[Data records]

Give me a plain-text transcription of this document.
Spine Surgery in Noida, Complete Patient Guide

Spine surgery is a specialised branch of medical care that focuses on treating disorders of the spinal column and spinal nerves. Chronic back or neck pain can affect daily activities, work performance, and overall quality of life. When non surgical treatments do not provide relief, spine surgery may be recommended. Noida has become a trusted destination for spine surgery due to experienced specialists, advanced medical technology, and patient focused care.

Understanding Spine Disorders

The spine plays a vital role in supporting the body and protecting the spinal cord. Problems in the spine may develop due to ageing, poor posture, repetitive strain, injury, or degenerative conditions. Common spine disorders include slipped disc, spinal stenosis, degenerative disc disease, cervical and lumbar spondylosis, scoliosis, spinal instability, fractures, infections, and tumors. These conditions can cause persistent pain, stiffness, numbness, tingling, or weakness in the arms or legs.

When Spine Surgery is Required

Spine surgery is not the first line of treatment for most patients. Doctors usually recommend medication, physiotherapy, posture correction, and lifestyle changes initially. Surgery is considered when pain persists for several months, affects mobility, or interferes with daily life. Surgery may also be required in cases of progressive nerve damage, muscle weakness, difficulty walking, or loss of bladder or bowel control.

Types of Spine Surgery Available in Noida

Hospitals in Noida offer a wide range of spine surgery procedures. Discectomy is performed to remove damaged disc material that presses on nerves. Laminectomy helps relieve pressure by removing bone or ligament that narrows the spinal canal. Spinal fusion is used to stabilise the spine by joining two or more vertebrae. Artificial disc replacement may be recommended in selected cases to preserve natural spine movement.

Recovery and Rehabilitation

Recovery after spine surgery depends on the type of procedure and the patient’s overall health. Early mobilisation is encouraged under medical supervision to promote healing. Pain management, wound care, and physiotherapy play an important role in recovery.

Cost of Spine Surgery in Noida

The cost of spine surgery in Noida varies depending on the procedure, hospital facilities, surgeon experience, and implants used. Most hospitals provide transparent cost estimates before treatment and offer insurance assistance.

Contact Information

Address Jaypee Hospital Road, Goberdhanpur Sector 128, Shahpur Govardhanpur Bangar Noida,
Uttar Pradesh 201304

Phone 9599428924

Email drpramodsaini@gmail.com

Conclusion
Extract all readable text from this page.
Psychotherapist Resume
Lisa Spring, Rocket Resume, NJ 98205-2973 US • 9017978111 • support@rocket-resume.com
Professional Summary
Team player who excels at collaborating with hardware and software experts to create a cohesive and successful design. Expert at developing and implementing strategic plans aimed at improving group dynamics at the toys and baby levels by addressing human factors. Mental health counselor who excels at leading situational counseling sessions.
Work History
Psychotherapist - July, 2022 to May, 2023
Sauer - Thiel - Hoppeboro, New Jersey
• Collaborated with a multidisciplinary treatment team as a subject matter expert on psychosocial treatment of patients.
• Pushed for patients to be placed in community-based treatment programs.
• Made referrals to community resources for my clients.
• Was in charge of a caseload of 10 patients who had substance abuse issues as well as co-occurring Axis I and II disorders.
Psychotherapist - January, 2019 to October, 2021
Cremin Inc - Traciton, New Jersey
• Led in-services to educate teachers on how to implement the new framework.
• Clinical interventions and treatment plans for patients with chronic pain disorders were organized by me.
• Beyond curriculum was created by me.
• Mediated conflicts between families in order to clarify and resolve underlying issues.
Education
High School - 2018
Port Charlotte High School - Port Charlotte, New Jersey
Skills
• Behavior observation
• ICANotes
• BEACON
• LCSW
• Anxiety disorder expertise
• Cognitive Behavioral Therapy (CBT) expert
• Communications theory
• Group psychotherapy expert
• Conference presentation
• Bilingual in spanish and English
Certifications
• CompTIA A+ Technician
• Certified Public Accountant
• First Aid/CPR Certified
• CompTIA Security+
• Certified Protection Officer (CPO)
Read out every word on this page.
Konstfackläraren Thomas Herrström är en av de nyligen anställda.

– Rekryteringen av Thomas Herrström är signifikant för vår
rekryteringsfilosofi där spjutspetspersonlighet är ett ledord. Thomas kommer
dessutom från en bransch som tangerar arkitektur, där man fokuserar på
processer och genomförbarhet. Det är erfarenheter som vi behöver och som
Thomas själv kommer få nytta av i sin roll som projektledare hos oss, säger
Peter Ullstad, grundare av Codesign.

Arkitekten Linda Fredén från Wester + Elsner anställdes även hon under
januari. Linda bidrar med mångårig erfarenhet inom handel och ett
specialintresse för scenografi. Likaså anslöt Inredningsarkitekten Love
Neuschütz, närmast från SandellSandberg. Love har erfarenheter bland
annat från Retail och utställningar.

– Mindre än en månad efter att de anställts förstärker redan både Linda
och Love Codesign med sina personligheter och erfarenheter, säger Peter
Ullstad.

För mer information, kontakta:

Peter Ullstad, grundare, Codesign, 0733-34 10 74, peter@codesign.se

## What the task asks
Output nothing but the lines from the one containing "Read out every word on this page." through the last line of the data, exactly as they stand.

## Expected answer
Read out every word on this page.
Konstfackläraren Thomas Herrström är en av de nyligen anställda.

– Rekryteringen av Thomas Herrström är signifikant för vår
rekryteringsfilosofi där spjutspetspersonlighet är ett ledord. Thomas kommer
dessutom från en bransch som tangerar arkitektur, där man fokuserar på
processer och genomförbarhet. Det är erfarenheter som vi behöver och som
Thomas själv kommer få nytta av i sin roll som projektledare hos oss, säger
Peter Ullstad, grundare av Codesign.

Arkitekten Linda Fredén från Wester + Elsner anställdes även hon under
januari. Linda bidrar med mångårig erfarenhet inom handel och ett
specialintresse för scenografi. Likaså anslöt Inredningsarkitekten Love
Neuschütz, närmast från SandellSandberg. Love har erfarenheter bland
annat från Retail och utställningar.

– Mindre än en månad efter att de anställts förstärker redan både Linda
och Love Codesign med sina personligheter och erfarenheter, säger Peter
Ullstad.

För mer information, kontakta:

Peter Ullstad, grundare, Codesign, 0733-34 10 74, peter@codesign.se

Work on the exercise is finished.